### RECORD SET:

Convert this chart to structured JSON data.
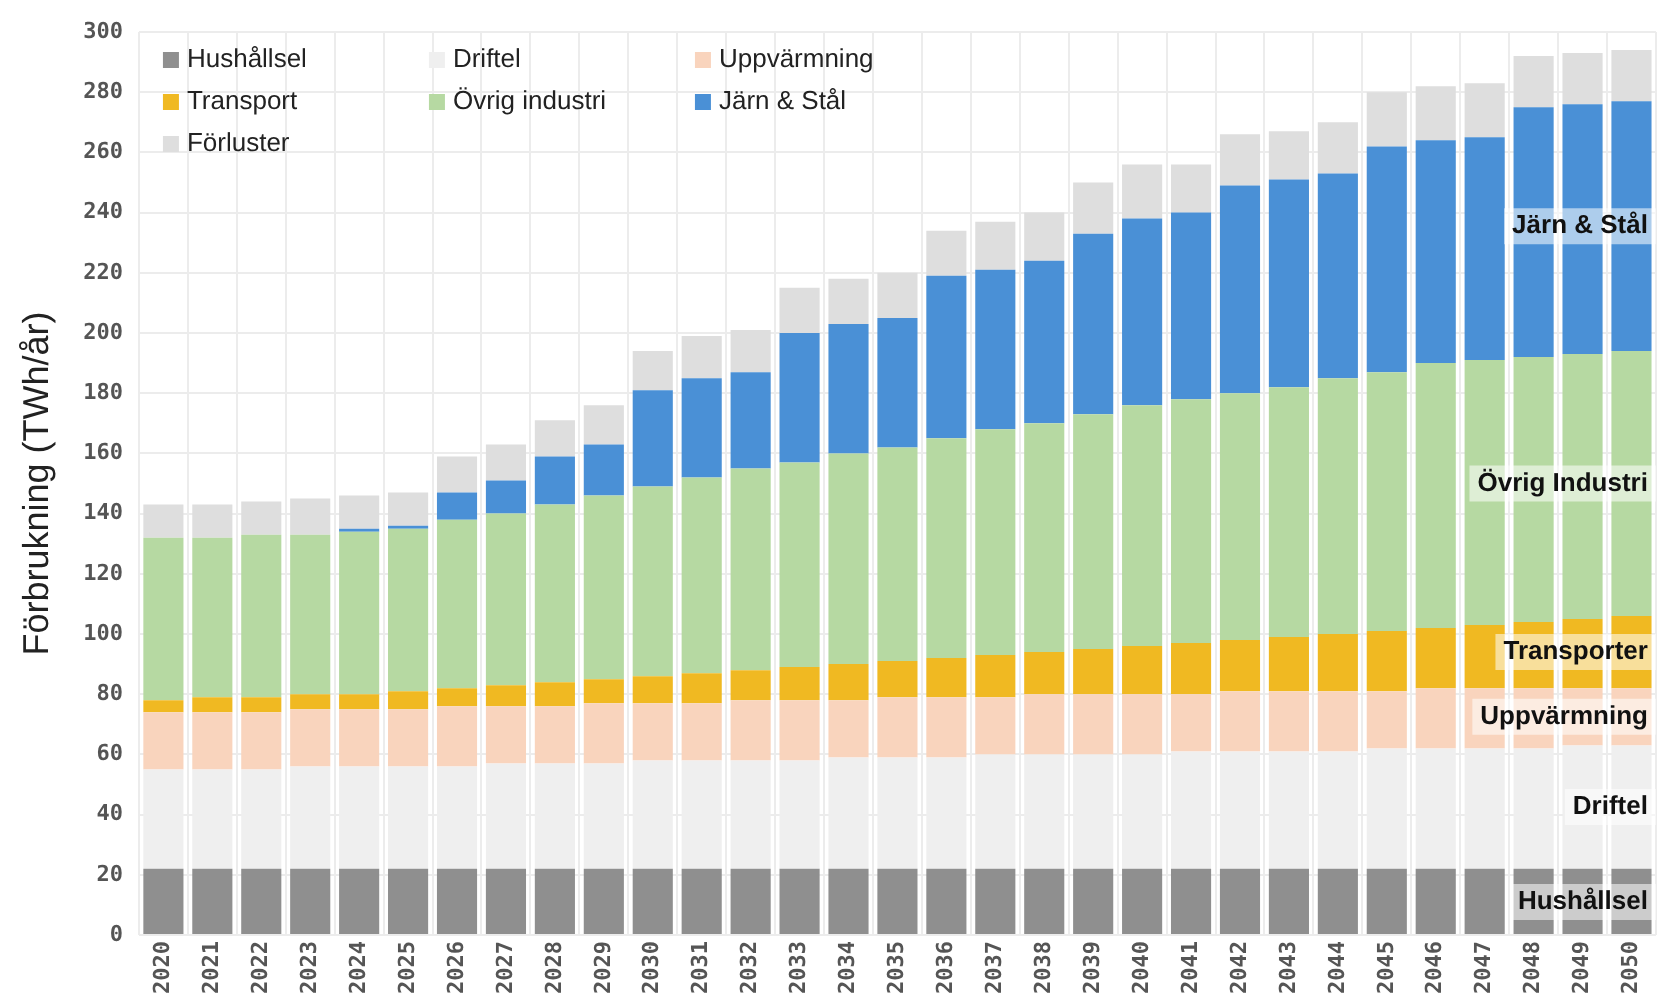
{
  "chart_data": {
    "type": "bar",
    "stacked": true,
    "ylabel": "Förbrukning (TWh/år)",
    "categories": [
      "2020",
      "2021",
      "2022",
      "2023",
      "2024",
      "2025",
      "2026",
      "2027",
      "2028",
      "2029",
      "2030",
      "2031",
      "2032",
      "2033",
      "2034",
      "2035",
      "2036",
      "2037",
      "2038",
      "2039",
      "2040",
      "2041",
      "2042",
      "2043",
      "2044",
      "2045",
      "2046",
      "2047",
      "2048",
      "2049",
      "2050"
    ],
    "series": [
      {
        "name": "Hushållsel",
        "color": "#8f8f8f",
        "values": [
          22,
          22,
          22,
          22,
          22,
          22,
          22,
          22,
          22,
          22,
          22,
          22,
          22,
          22,
          22,
          22,
          22,
          22,
          22,
          22,
          22,
          22,
          22,
          22,
          22,
          22,
          22,
          22,
          22,
          22,
          22
        ]
      },
      {
        "name": "Driftel",
        "color": "#efefef",
        "values": [
          33,
          33,
          33,
          34,
          34,
          34,
          34,
          35,
          35,
          35,
          36,
          36,
          36,
          36,
          37,
          37,
          37,
          38,
          38,
          38,
          38,
          39,
          39,
          39,
          39,
          40,
          40,
          40,
          40,
          41,
          41
        ]
      },
      {
        "name": "Uppvärmning",
        "color": "#f9d4bd",
        "values": [
          19,
          19,
          19,
          19,
          19,
          19,
          20,
          19,
          19,
          20,
          19,
          19,
          20,
          20,
          19,
          20,
          20,
          19,
          20,
          20,
          20,
          19,
          20,
          20,
          20,
          19,
          20,
          20,
          20,
          19,
          19
        ]
      },
      {
        "name": "Transport",
        "color": "#f0b922",
        "values": [
          4,
          5,
          5,
          5,
          5,
          6,
          6,
          7,
          8,
          8,
          9,
          10,
          10,
          11,
          12,
          12,
          13,
          14,
          14,
          15,
          16,
          17,
          17,
          18,
          19,
          20,
          20,
          21,
          22,
          23,
          24
        ]
      },
      {
        "name": "Övrig industri",
        "color": "#b6d9a2",
        "values": [
          54,
          53,
          54,
          53,
          54,
          54,
          56,
          57,
          59,
          61,
          63,
          65,
          67,
          68,
          70,
          71,
          73,
          75,
          76,
          78,
          80,
          81,
          82,
          83,
          85,
          86,
          88,
          88,
          88,
          88,
          88
        ]
      },
      {
        "name": "Järn & Stål",
        "color": "#4a90d6",
        "values": [
          0,
          0,
          0,
          0,
          1,
          1,
          9,
          11,
          16,
          17,
          32,
          33,
          32,
          43,
          43,
          43,
          54,
          53,
          54,
          60,
          62,
          62,
          69,
          69,
          68,
          75,
          74,
          74,
          83,
          83,
          83
        ]
      },
      {
        "name": "Förluster",
        "color": "#dedede",
        "values": [
          11,
          11,
          11,
          12,
          11,
          11,
          12,
          12,
          12,
          13,
          13,
          14,
          14,
          15,
          15,
          15,
          15,
          16,
          16,
          17,
          18,
          16,
          17,
          16,
          17,
          18,
          18,
          18,
          17,
          17,
          17
        ]
      }
    ],
    "annotations": [
      "Järn & Stål",
      "Övrig Industri",
      "Transporter",
      "Uppvärmning",
      "Driftel",
      "Hushållsel"
    ],
    "ylim": [
      0,
      300
    ],
    "yticks": [
      0,
      20,
      40,
      60,
      80,
      100,
      120,
      140,
      160,
      180,
      200,
      220,
      240,
      260,
      280,
      300
    ],
    "grid": true,
    "legend": "top left"
  }
}
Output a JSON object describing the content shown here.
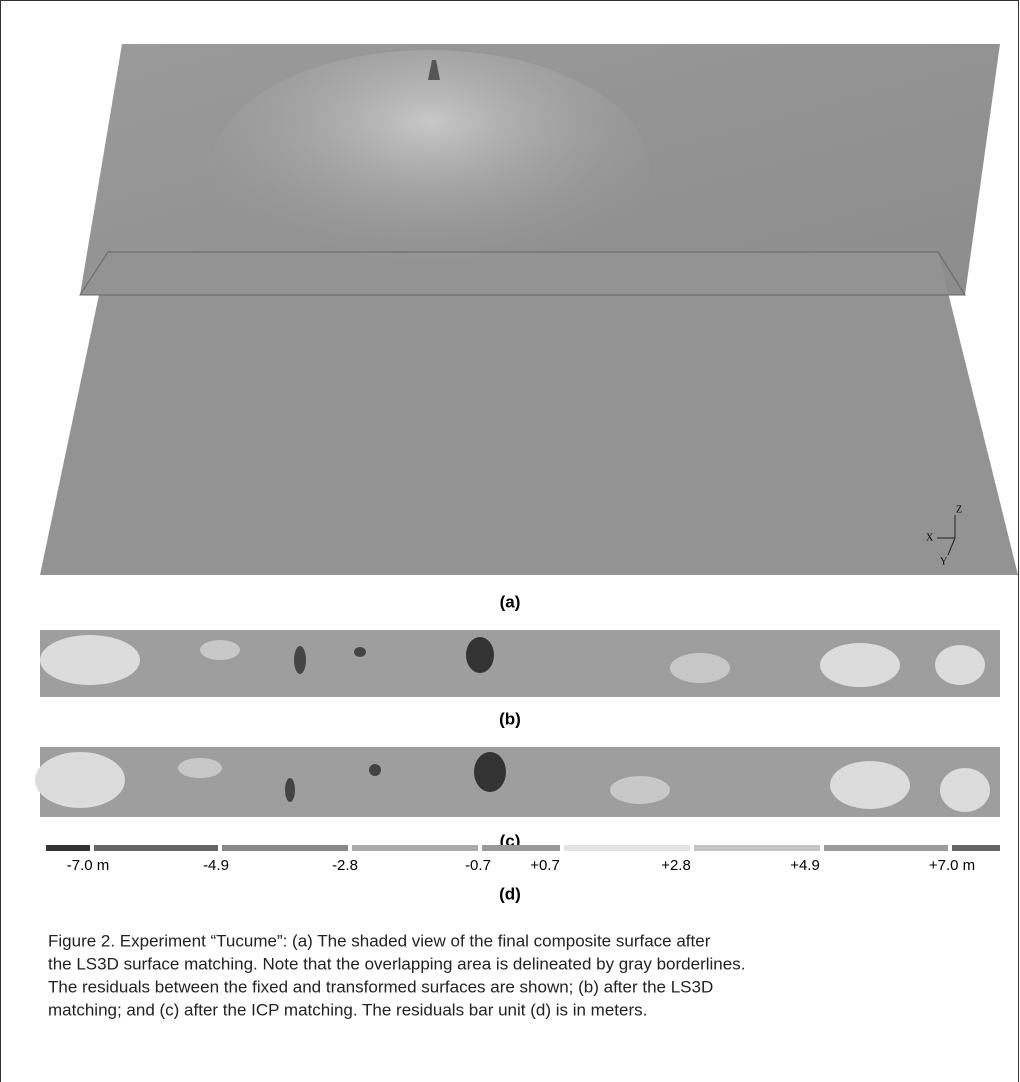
{
  "figure": {
    "axis_labels": {
      "x": "X",
      "y": "Y",
      "z": "Z"
    },
    "panels": {
      "a": "(a)",
      "b": "(b)",
      "c": "(c)",
      "d": "(d)"
    },
    "colorbar": {
      "labels": [
        "-7.0 m",
        "-4.9",
        "-2.8",
        "-0.7",
        "+0.7",
        "+2.8",
        "+4.9",
        "+7.0 m"
      ]
    },
    "caption": [
      "Figure 2. Experiment “Tucume”: (a) The shaded view of the final composite surface after",
      "the LS3D surface matching. Note that the overlapping area is delineated by gray borderlines.",
      "The residuals between the fixed and transformed surfaces are shown; (b) after the LS3D",
      "matching; and (c) after the ICP matching. The residuals bar unit (d) is in meters."
    ]
  }
}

### WHAT THE TASK ASKS:
Repeat each entry exactly as it appears; skip any picture.

### TASK SOLUTION:
Convert this chart to structured JSON data.
{
  "chart_data": {
    "type": "bar",
    "stacked": true,
    "ylabel": "Förbrukning (TWh/år)",
    "categories": [
      "2020",
      "2021",
      "2022",
      "2023",
      "2024",
      "2025",
      "2026",
      "2027",
      "2028",
      "2029",
      "2030",
      "2031",
      "2032",
      "2033",
      "2034",
      "2035",
      "2036",
      "2037",
      "2038",
      "2039",
      "2040",
      "2041",
      "2042",
      "2043",
      "2044",
      "2045",
      "2046",
      "2047",
      "2048",
      "2049",
      "2050"
    ],
    "series": [
      {
        "name": "Hushållsel",
        "color": "#8f8f8f",
        "values": [
          22,
          22,
          22,
          22,
          22,
          22,
          22,
          22,
          22,
          22,
          22,
          22,
          22,
          22,
          22,
          22,
          22,
          22,
          22,
          22,
          22,
          22,
          22,
          22,
          22,
          22,
          22,
          22,
          22,
          22,
          22
        ]
      },
      {
        "name": "Driftel",
        "color": "#efefef",
        "values": [
          33,
          33,
          33,
          34,
          34,
          34,
          34,
          35,
          35,
          35,
          36,
          36,
          36,
          36,
          37,
          37,
          37,
          38,
          38,
          38,
          38,
          39,
          39,
          39,
          39,
          40,
          40,
          40,
          40,
          41,
          41
        ]
      },
      {
        "name": "Uppvärmning",
        "color": "#f9d4bd",
        "values": [
          19,
          19,
          19,
          19,
          19,
          19,
          20,
          19,
          19,
          20,
          19,
          19,
          20,
          20,
          19,
          20,
          20,
          19,
          20,
          20,
          20,
          19,
          20,
          20,
          20,
          19,
          20,
          20,
          20,
          19,
          19
        ]
      },
      {
        "name": "Transport",
        "color": "#f0b922",
        "values": [
          4,
          5,
          5,
          5,
          5,
          6,
          6,
          7,
          8,
          8,
          9,
          10,
          10,
          11,
          12,
          12,
          13,
          14,
          14,
          15,
          16,
          17,
          17,
          18,
          19,
          20,
          20,
          21,
          22,
          23,
          24
        ]
      },
      {
        "name": "Övrig industri",
        "color": "#b6d9a2",
        "values": [
          54,
          53,
          54,
          53,
          54,
          54,
          56,
          57,
          59,
          61,
          63,
          65,
          67,
          68,
          70,
          71,
          73,
          75,
          76,
          78,
          80,
          81,
          82,
          83,
          85,
          86,
          88,
          88,
          88,
          88,
          88
        ]
      },
      {
        "name": "Järn & Stål",
        "color": "#4a90d6",
        "values": [
          0,
          0,
          0,
          0,
          1,
          1,
          9,
          11,
          16,
          17,
          32,
          33,
          32,
          43,
          43,
          43,
          54,
          53,
          54,
          60,
          62,
          62,
          69,
          69,
          68,
          75,
          74,
          74,
          83,
          83,
          83
        ]
      },
      {
        "name": "Förluster",
        "color": "#dedede",
        "values": [
          11,
          11,
          11,
          12,
          11,
          11,
          12,
          12,
          12,
          13,
          13,
          14,
          14,
          15,
          15,
          15,
          15,
          16,
          16,
          17,
          18,
          16,
          17,
          16,
          17,
          18,
          18,
          18,
          17,
          17,
          17
        ]
      }
    ],
    "annotations": [
      "Järn & Stål",
      "Övrig Industri",
      "Transporter",
      "Uppvärmning",
      "Driftel",
      "Hushållsel"
    ],
    "ylim": [
      0,
      300
    ],
    "yticks": [
      0,
      20,
      40,
      60,
      80,
      100,
      120,
      140,
      160,
      180,
      200,
      220,
      240,
      260,
      280,
      300
    ],
    "grid": true,
    "legend": "top left"
  }
}
Output a JSON object describing the content shown here.
{
  "figure": {
    "axis_labels": {
      "x": "X",
      "y": "Y",
      "z": "Z"
    },
    "panels": {
      "a": "(a)",
      "b": "(b)",
      "c": "(c)",
      "d": "(d)"
    },
    "colorbar": {
      "labels": [
        "-7.0 m",
        "-4.9",
        "-2.8",
        "-0.7",
        "+0.7",
        "+2.8",
        "+4.9",
        "+7.0 m"
      ]
    },
    "caption": [
      "Figure 2. Experiment “Tucume”: (a) The shaded view of the final composite surface after",
      "the LS3D surface matching. Note that the overlapping area is delineated by gray borderlines.",
      "The residuals between the fixed and transformed surfaces are shown; (b) after the LS3D",
      "matching; and (c) after the ICP matching. The residuals bar unit (d) is in meters."
    ]
  }
}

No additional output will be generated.